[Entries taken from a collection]
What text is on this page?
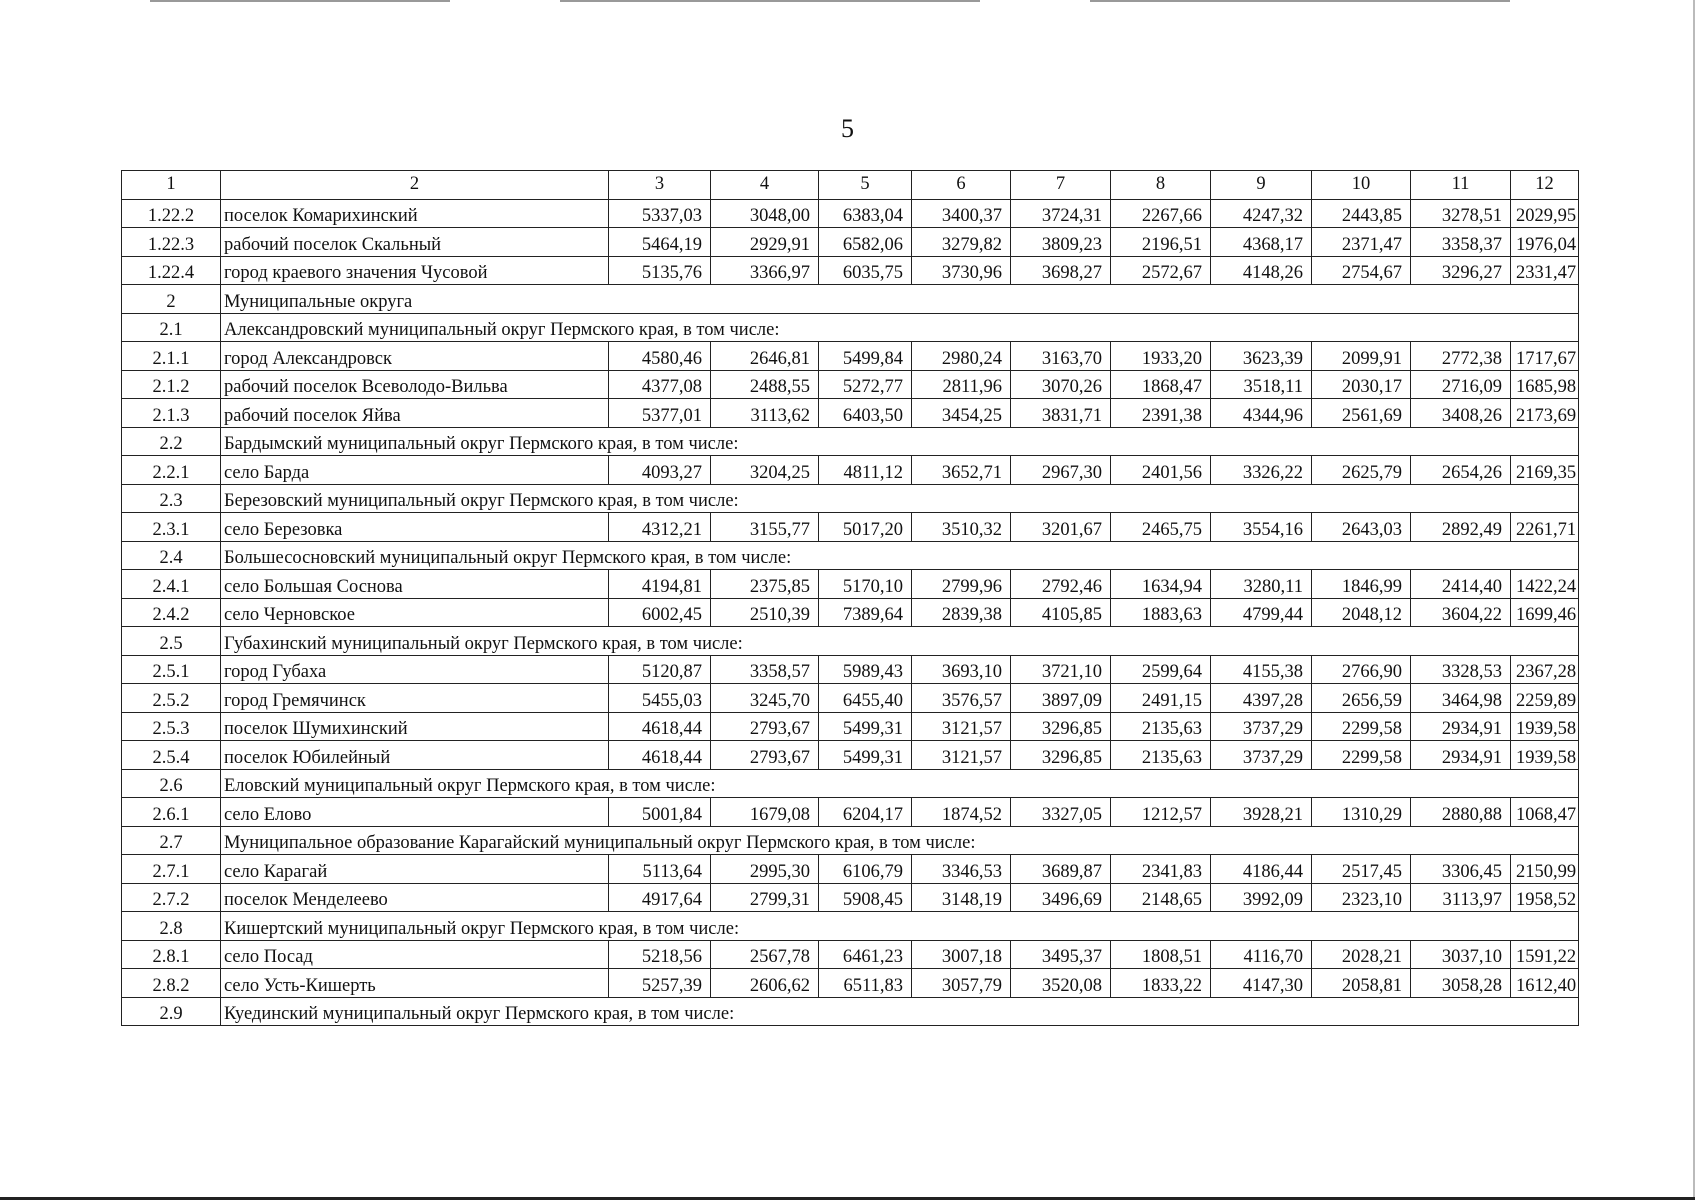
5
1	2	3	4	5	6	7	8	9	10	11	12
1.22.2	поселок Комарихинский	5337,03	3048,00	6383,04	3400,37	3724,31	2267,66	4247,32	2443,85	3278,51	2029,95
1.22.3	рабочий поселок Скальный	5464,19	2929,91	6582,06	3279,82	3809,23	2196,51	4368,17	2371,47	3358,37	1976,04
1.22.4	город краевого значения Чусовой	5135,76	3366,97	6035,75	3730,96	3698,27	2572,67	4148,26	2754,67	3296,27	2331,47
2	Муниципальные округа										
2.1	Александровский муниципальный округ Пермского края, в том числе:										
2.1.1	город Александровск	4580,46	2646,81	5499,84	2980,24	3163,70	1933,20	3623,39	2099,91	2772,38	1717,67
2.1.2	рабочий поселок Всеволодо-Вильва	4377,08	2488,55	5272,77	2811,96	3070,26	1868,47	3518,11	2030,17	2716,09	1685,98
2.1.3	рабочий поселок Яйва	5377,01	3113,62	6403,50	3454,25	3831,71	2391,38	4344,96	2561,69	3408,26	2173,69
2.2	Бардымский муниципальный округ Пермского края, в том числе:										
2.2.1	село Барда	4093,27	3204,25	4811,12	3652,71	2967,30	2401,56	3326,22	2625,79	2654,26	2169,35
2.3	Березовский муниципальный округ Пермского края, в том числе:										
2.3.1	село Березовка	4312,21	3155,77	5017,20	3510,32	3201,67	2465,75	3554,16	2643,03	2892,49	2261,71
2.4	Большесосновский муниципальный округ Пермского края, в том числе:										
2.4.1	село Большая Соснова	4194,81	2375,85	5170,10	2799,96	2792,46	1634,94	3280,11	1846,99	2414,40	1422,24
2.4.2	село Черновское	6002,45	2510,39	7389,64	2839,38	4105,85	1883,63	4799,44	2048,12	3604,22	1699,46
2.5	Губахинский муниципальный округ Пермского края, в том числе:										
2.5.1	город Губаха	5120,87	3358,57	5989,43	3693,10	3721,10	2599,64	4155,38	2766,90	3328,53	2367,28
2.5.2	город Гремячинск	5455,03	3245,70	6455,40	3576,57	3897,09	2491,15	4397,28	2656,59	3464,98	2259,89
2.5.3	поселок Шумихинский	4618,44	2793,67	5499,31	3121,57	3296,85	2135,63	3737,29	2299,58	2934,91	1939,58
2.5.4	поселок Юбилейный	4618,44	2793,67	5499,31	3121,57	3296,85	2135,63	3737,29	2299,58	2934,91	1939,58
2.6	Еловский муниципальный округ Пермского края, в том числе:										
2.6.1	село Елово	5001,84	1679,08	6204,17	1874,52	3327,05	1212,57	3928,21	1310,29	2880,88	1068,47
2.7	Муниципальное образование Карагайский муниципальный округ Пермского края, в том числе:										
2.7.1	село Карагай	5113,64	2995,30	6106,79	3346,53	3689,87	2341,83	4186,44	2517,45	3306,45	2150,99
2.7.2	поселок Менделеево	4917,64	2799,31	5908,45	3148,19	3496,69	2148,65	3992,09	2323,10	3113,97	1958,52
2.8	Кишертский муниципальный округ Пермского края, в том числе:										
2.8.1	село Посад	5218,56	2567,78	6461,23	3007,18	3495,37	1808,51	4116,70	2028,21	3037,10	1591,22
2.8.2	село Усть-Кишерть	5257,39	2606,62	6511,83	3057,79	3520,08	1833,22	4147,30	2058,81	3058,28	1612,40
2.9	Куединский муниципальный округ Пермского края, в том числе:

◆ Work to do ◆
Make an exact copy of the listing above. Do not include the pictures.

◆ Solution ◆
What text is on this page?
5
1	2	3	4	5	6	7	8	9	10	11	12
1.22.2	поселок Комарихинский	5337,03	3048,00	6383,04	3400,37	3724,31	2267,66	4247,32	2443,85	3278,51	2029,95
1.22.3	рабочий поселок Скальный	5464,19	2929,91	6582,06	3279,82	3809,23	2196,51	4368,17	2371,47	3358,37	1976,04
1.22.4	город краевого значения Чусовой	5135,76	3366,97	6035,75	3730,96	3698,27	2572,67	4148,26	2754,67	3296,27	2331,47
2	Муниципальные округа										
2.1	Александровский муниципальный округ Пермского края, в том числе:										
2.1.1	город Александровск	4580,46	2646,81	5499,84	2980,24	3163,70	1933,20	3623,39	2099,91	2772,38	1717,67
2.1.2	рабочий поселок Всеволодо-Вильва	4377,08	2488,55	5272,77	2811,96	3070,26	1868,47	3518,11	2030,17	2716,09	1685,98
2.1.3	рабочий поселок Яйва	5377,01	3113,62	6403,50	3454,25	3831,71	2391,38	4344,96	2561,69	3408,26	2173,69
2.2	Бардымский муниципальный округ Пермского края, в том числе:										
2.2.1	село Барда	4093,27	3204,25	4811,12	3652,71	2967,30	2401,56	3326,22	2625,79	2654,26	2169,35
2.3	Березовский муниципальный округ Пермского края, в том числе:										
2.3.1	село Березовка	4312,21	3155,77	5017,20	3510,32	3201,67	2465,75	3554,16	2643,03	2892,49	2261,71
2.4	Большесосновский муниципальный округ Пермского края, в том числе:										
2.4.1	село Большая Соснова	4194,81	2375,85	5170,10	2799,96	2792,46	1634,94	3280,11	1846,99	2414,40	1422,24
2.4.2	село Черновское	6002,45	2510,39	7389,64	2839,38	4105,85	1883,63	4799,44	2048,12	3604,22	1699,46
2.5	Губахинский муниципальный округ Пермского края, в том числе:										
2.5.1	город Губаха	5120,87	3358,57	5989,43	3693,10	3721,10	2599,64	4155,38	2766,90	3328,53	2367,28
2.5.2	город Гремячинск	5455,03	3245,70	6455,40	3576,57	3897,09	2491,15	4397,28	2656,59	3464,98	2259,89
2.5.3	поселок Шумихинский	4618,44	2793,67	5499,31	3121,57	3296,85	2135,63	3737,29	2299,58	2934,91	1939,58
2.5.4	поселок Юбилейный	4618,44	2793,67	5499,31	3121,57	3296,85	2135,63	3737,29	2299,58	2934,91	1939,58
2.6	Еловский муниципальный округ Пермского края, в том числе:										
2.6.1	село Елово	5001,84	1679,08	6204,17	1874,52	3327,05	1212,57	3928,21	1310,29	2880,88	1068,47
2.7	Муниципальное образование Карагайский муниципальный округ Пермского края, в том числе:										
2.7.1	село Карагай	5113,64	2995,30	6106,79	3346,53	3689,87	2341,83	4186,44	2517,45	3306,45	2150,99
2.7.2	поселок Менделеево	4917,64	2799,31	5908,45	3148,19	3496,69	2148,65	3992,09	2323,10	3113,97	1958,52
2.8	Кишертский муниципальный округ Пермского края, в том числе:										
2.8.1	село Посад	5218,56	2567,78	6461,23	3007,18	3495,37	1808,51	4116,70	2028,21	3037,10	1591,22
2.8.2	село Усть-Кишерть	5257,39	2606,62	6511,83	3057,79	3520,08	1833,22	4147,30	2058,81	3058,28	1612,40
2.9	Куединский муниципальный округ Пермского края, в том числе:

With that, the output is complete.